Copy out every line that contains the word "JSON".
-- Begin RECORDED DATA --
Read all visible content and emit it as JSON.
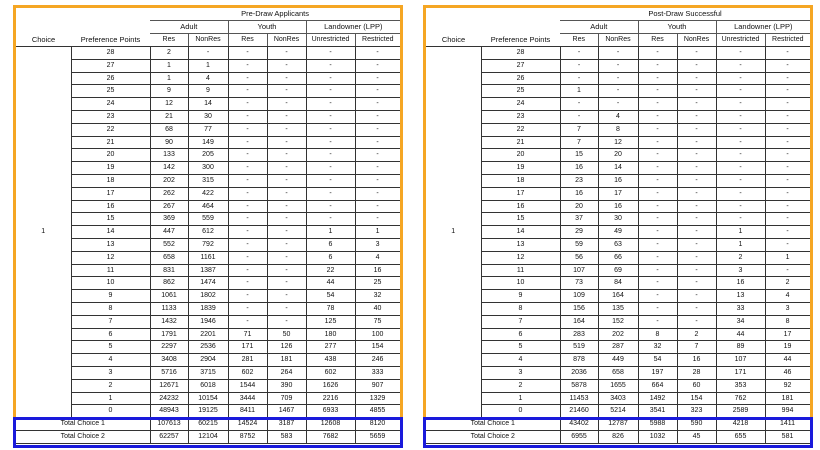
{
  "colors": {
    "frame": "#f5a623",
    "totals_box": "#1a1adb"
  },
  "headers": {
    "choice": "Choice",
    "points": "Preference Points",
    "adult": "Adult",
    "youth": "Youth",
    "landowner": "Landowner (LPP)",
    "res": "Res",
    "nonres": "NonRes",
    "unrestricted": "Unrestricted",
    "restricted": "Restricted"
  },
  "tables": [
    {
      "title": "Pre-Draw Applicants",
      "choice": "1",
      "rows": [
        [
          "28",
          "2",
          "-",
          "-",
          "-",
          "-",
          "-"
        ],
        [
          "27",
          "1",
          "1",
          "-",
          "-",
          "-",
          "-"
        ],
        [
          "26",
          "1",
          "4",
          "-",
          "-",
          "-",
          "-"
        ],
        [
          "25",
          "9",
          "9",
          "-",
          "-",
          "-",
          "-"
        ],
        [
          "24",
          "12",
          "14",
          "-",
          "-",
          "-",
          "-"
        ],
        [
          "23",
          "21",
          "30",
          "-",
          "-",
          "-",
          "-"
        ],
        [
          "22",
          "68",
          "77",
          "-",
          "-",
          "-",
          "-"
        ],
        [
          "21",
          "90",
          "149",
          "-",
          "-",
          "-",
          "-"
        ],
        [
          "20",
          "133",
          "205",
          "-",
          "-",
          "-",
          "-"
        ],
        [
          "19",
          "142",
          "300",
          "-",
          "-",
          "-",
          "-"
        ],
        [
          "18",
          "202",
          "315",
          "-",
          "-",
          "-",
          "-"
        ],
        [
          "17",
          "262",
          "422",
          "-",
          "-",
          "-",
          "-"
        ],
        [
          "16",
          "267",
          "464",
          "-",
          "-",
          "-",
          "-"
        ],
        [
          "15",
          "369",
          "559",
          "-",
          "-",
          "-",
          "-"
        ],
        [
          "14",
          "447",
          "612",
          "-",
          "-",
          "1",
          "1"
        ],
        [
          "13",
          "552",
          "792",
          "-",
          "-",
          "6",
          "3"
        ],
        [
          "12",
          "658",
          "1161",
          "-",
          "-",
          "6",
          "4"
        ],
        [
          "11",
          "831",
          "1387",
          "-",
          "-",
          "22",
          "16"
        ],
        [
          "10",
          "862",
          "1474",
          "-",
          "-",
          "44",
          "25"
        ],
        [
          "9",
          "1061",
          "1802",
          "-",
          "-",
          "54",
          "32"
        ],
        [
          "8",
          "1133",
          "1839",
          "-",
          "-",
          "78",
          "40"
        ],
        [
          "7",
          "1432",
          "1946",
          "-",
          "-",
          "125",
          "75"
        ],
        [
          "6",
          "1791",
          "2201",
          "71",
          "50",
          "180",
          "100"
        ],
        [
          "5",
          "2297",
          "2536",
          "171",
          "126",
          "277",
          "154"
        ],
        [
          "4",
          "3408",
          "2904",
          "281",
          "181",
          "438",
          "246"
        ],
        [
          "3",
          "5716",
          "3715",
          "602",
          "264",
          "602",
          "333"
        ],
        [
          "2",
          "12671",
          "6018",
          "1544",
          "390",
          "1626",
          "907"
        ],
        [
          "1",
          "24232",
          "10154",
          "3444",
          "709",
          "2216",
          "1329"
        ],
        [
          "0",
          "48943",
          "19125",
          "8411",
          "1467",
          "6933",
          "4855"
        ]
      ],
      "totals": [
        [
          "Total Choice 1",
          "107613",
          "60215",
          "14524",
          "3187",
          "12608",
          "8120"
        ],
        [
          "Total Choice 2",
          "62257",
          "12104",
          "8752",
          "583",
          "7682",
          "5659"
        ]
      ]
    },
    {
      "title": "Post-Draw Successful",
      "choice": "1",
      "rows": [
        [
          "28",
          "-",
          "-",
          "-",
          "-",
          "-",
          "-"
        ],
        [
          "27",
          "-",
          "-",
          "-",
          "-",
          "-",
          "-"
        ],
        [
          "26",
          "-",
          "-",
          "-",
          "-",
          "-",
          "-"
        ],
        [
          "25",
          "1",
          "-",
          "-",
          "-",
          "-",
          "-"
        ],
        [
          "24",
          "-",
          "-",
          "-",
          "-",
          "-",
          "-"
        ],
        [
          "23",
          "-",
          "4",
          "-",
          "-",
          "-",
          "-"
        ],
        [
          "22",
          "7",
          "8",
          "-",
          "-",
          "-",
          "-"
        ],
        [
          "21",
          "7",
          "12",
          "-",
          "-",
          "-",
          "-"
        ],
        [
          "20",
          "15",
          "20",
          "-",
          "-",
          "-",
          "-"
        ],
        [
          "19",
          "16",
          "14",
          "-",
          "-",
          "-",
          "-"
        ],
        [
          "18",
          "23",
          "16",
          "-",
          "-",
          "-",
          "-"
        ],
        [
          "17",
          "16",
          "17",
          "-",
          "-",
          "-",
          "-"
        ],
        [
          "16",
          "20",
          "16",
          "-",
          "-",
          "-",
          "-"
        ],
        [
          "15",
          "37",
          "30",
          "-",
          "-",
          "-",
          "-"
        ],
        [
          "14",
          "29",
          "49",
          "-",
          "-",
          "1",
          "-"
        ],
        [
          "13",
          "59",
          "63",
          "-",
          "-",
          "1",
          "-"
        ],
        [
          "12",
          "56",
          "66",
          "-",
          "-",
          "2",
          "1"
        ],
        [
          "11",
          "107",
          "69",
          "-",
          "-",
          "3",
          "-"
        ],
        [
          "10",
          "73",
          "84",
          "-",
          "-",
          "16",
          "2"
        ],
        [
          "9",
          "109",
          "164",
          "-",
          "-",
          "13",
          "4"
        ],
        [
          "8",
          "156",
          "135",
          "-",
          "-",
          "33",
          "3"
        ],
        [
          "7",
          "164",
          "152",
          "-",
          "-",
          "34",
          "8"
        ],
        [
          "6",
          "283",
          "202",
          "8",
          "2",
          "44",
          "17"
        ],
        [
          "5",
          "519",
          "287",
          "32",
          "7",
          "89",
          "19"
        ],
        [
          "4",
          "878",
          "449",
          "54",
          "16",
          "107",
          "44"
        ],
        [
          "3",
          "2036",
          "658",
          "197",
          "28",
          "171",
          "46"
        ],
        [
          "2",
          "5878",
          "1655",
          "664",
          "60",
          "353",
          "92"
        ],
        [
          "1",
          "11453",
          "3403",
          "1492",
          "154",
          "762",
          "181"
        ],
        [
          "0",
          "21460",
          "5214",
          "3541",
          "323",
          "2589",
          "994"
        ]
      ],
      "totals": [
        [
          "Total Choice 1",
          "43402",
          "12787",
          "5988",
          "590",
          "4218",
          "1411"
        ],
        [
          "Total Choice 2",
          "6955",
          "826",
          "1032",
          "45",
          "655",
          "581"
        ]
      ]
    }
  ]
}
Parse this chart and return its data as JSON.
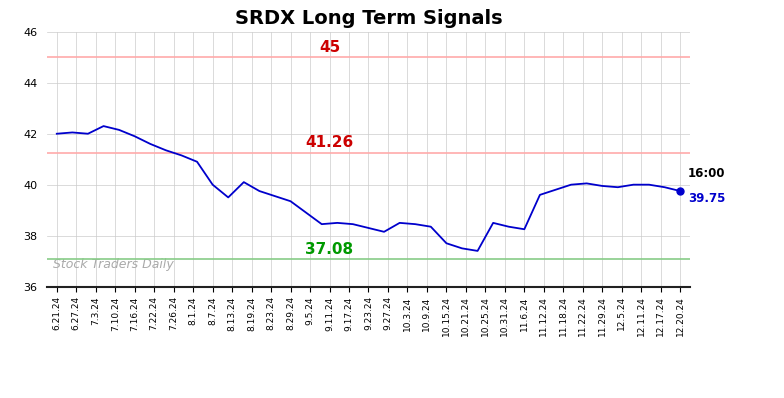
{
  "title": "SRDX Long Term Signals",
  "x_labels": [
    "6.21.24",
    "6.27.24",
    "7.3.24",
    "7.10.24",
    "7.16.24",
    "7.22.24",
    "7.26.24",
    "8.1.24",
    "8.7.24",
    "8.13.24",
    "8.19.24",
    "8.23.24",
    "8.29.24",
    "9.5.24",
    "9.11.24",
    "9.17.24",
    "9.23.24",
    "9.27.24",
    "10.3.24",
    "10.9.24",
    "10.15.24",
    "10.21.24",
    "10.25.24",
    "10.31.24",
    "11.6.24",
    "11.12.24",
    "11.18.24",
    "11.22.24",
    "11.29.24",
    "12.5.24",
    "12.11.24",
    "12.17.24",
    "12.20.24"
  ],
  "y_values": [
    42.0,
    42.05,
    42.0,
    42.3,
    42.15,
    41.9,
    41.6,
    41.35,
    41.15,
    40.9,
    40.0,
    39.5,
    40.1,
    39.75,
    39.55,
    39.35,
    38.9,
    38.45,
    38.5,
    38.45,
    38.3,
    38.15,
    38.5,
    38.45,
    38.35,
    37.7,
    37.5,
    37.4,
    38.5,
    38.35,
    38.25,
    39.6,
    39.8,
    40.0,
    40.05,
    39.95,
    39.9,
    40.0,
    40.0,
    39.9,
    39.75
  ],
  "hline_red_upper": 45.0,
  "hline_red_lower": 41.26,
  "hline_green": 37.08,
  "label_45": "45",
  "label_4126": "41.26",
  "label_3708": "37.08",
  "label_time": "16:00",
  "label_price": "39.75",
  "last_price": 39.75,
  "ylim_min": 36,
  "ylim_max": 46,
  "line_color": "#0000CC",
  "red_line_color": "#FFAAAA",
  "green_line_color": "#88CC88",
  "watermark_text": "Stock Traders Daily",
  "bg_color": "#FFFFFF",
  "grid_color": "#CCCCCC",
  "title_fontsize": 14,
  "label_fontsize": 11,
  "tick_fontsize": 8
}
-- End RECORDED DATA --
• **FULL ANSWER**:
Read all visible content and emit it as JSON.
Parse this chart and return its data as JSON.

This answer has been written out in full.